Extracted records:

===============

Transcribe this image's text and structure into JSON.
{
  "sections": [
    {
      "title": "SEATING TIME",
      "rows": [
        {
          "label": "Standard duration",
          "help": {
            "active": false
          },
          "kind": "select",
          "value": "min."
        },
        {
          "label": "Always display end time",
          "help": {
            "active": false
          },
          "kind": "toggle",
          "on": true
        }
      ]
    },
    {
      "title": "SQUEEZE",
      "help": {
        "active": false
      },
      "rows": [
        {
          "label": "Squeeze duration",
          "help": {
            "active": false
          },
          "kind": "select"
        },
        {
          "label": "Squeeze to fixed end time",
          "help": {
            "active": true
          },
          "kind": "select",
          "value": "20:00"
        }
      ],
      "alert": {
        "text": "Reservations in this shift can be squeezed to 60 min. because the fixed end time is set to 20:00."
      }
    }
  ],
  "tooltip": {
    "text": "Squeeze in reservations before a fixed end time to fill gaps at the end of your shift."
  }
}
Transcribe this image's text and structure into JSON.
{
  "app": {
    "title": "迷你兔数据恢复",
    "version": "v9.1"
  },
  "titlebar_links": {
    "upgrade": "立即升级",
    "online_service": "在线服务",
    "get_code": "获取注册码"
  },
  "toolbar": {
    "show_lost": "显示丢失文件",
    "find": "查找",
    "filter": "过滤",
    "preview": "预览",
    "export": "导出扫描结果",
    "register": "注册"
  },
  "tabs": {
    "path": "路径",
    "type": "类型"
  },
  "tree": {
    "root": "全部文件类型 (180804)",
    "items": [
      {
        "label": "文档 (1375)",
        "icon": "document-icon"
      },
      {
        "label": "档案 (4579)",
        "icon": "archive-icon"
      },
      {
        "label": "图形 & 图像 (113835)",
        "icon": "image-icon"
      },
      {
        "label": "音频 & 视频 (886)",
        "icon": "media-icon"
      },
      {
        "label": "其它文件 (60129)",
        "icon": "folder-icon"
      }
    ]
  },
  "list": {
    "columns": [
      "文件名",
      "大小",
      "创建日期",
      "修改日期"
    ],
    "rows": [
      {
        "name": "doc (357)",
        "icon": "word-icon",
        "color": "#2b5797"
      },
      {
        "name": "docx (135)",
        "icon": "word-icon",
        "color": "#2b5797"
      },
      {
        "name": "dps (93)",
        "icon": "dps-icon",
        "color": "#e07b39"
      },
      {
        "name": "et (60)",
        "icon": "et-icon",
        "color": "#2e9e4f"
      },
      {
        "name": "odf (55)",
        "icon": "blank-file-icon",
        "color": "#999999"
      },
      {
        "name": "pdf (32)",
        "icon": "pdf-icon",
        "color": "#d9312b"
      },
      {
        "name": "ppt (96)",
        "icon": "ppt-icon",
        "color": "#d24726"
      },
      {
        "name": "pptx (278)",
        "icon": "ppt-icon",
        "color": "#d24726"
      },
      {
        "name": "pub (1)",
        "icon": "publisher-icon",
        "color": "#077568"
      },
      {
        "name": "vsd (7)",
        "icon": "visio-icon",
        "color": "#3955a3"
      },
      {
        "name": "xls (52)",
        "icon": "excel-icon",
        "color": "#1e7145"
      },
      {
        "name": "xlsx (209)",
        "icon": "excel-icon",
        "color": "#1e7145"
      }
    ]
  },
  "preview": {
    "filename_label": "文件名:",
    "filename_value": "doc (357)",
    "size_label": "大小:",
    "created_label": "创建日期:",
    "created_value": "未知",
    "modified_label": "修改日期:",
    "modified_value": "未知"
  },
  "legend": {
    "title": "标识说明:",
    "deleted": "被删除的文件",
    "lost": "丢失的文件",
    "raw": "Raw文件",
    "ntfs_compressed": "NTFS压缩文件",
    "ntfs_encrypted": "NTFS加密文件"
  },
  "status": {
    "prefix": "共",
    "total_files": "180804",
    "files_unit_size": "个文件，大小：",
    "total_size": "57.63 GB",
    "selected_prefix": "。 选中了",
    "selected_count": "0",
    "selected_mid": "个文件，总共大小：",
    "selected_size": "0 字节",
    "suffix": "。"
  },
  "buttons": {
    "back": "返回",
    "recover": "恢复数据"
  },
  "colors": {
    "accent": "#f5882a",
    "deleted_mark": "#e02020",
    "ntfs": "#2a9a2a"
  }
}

===============

## YOUR INSTRUCTIONS
In the records above, find each line that holds the word "duration"; copy all such lines.

## FINAL RESULT
          "label": "Standard duration",
          "label": "Squeeze duration",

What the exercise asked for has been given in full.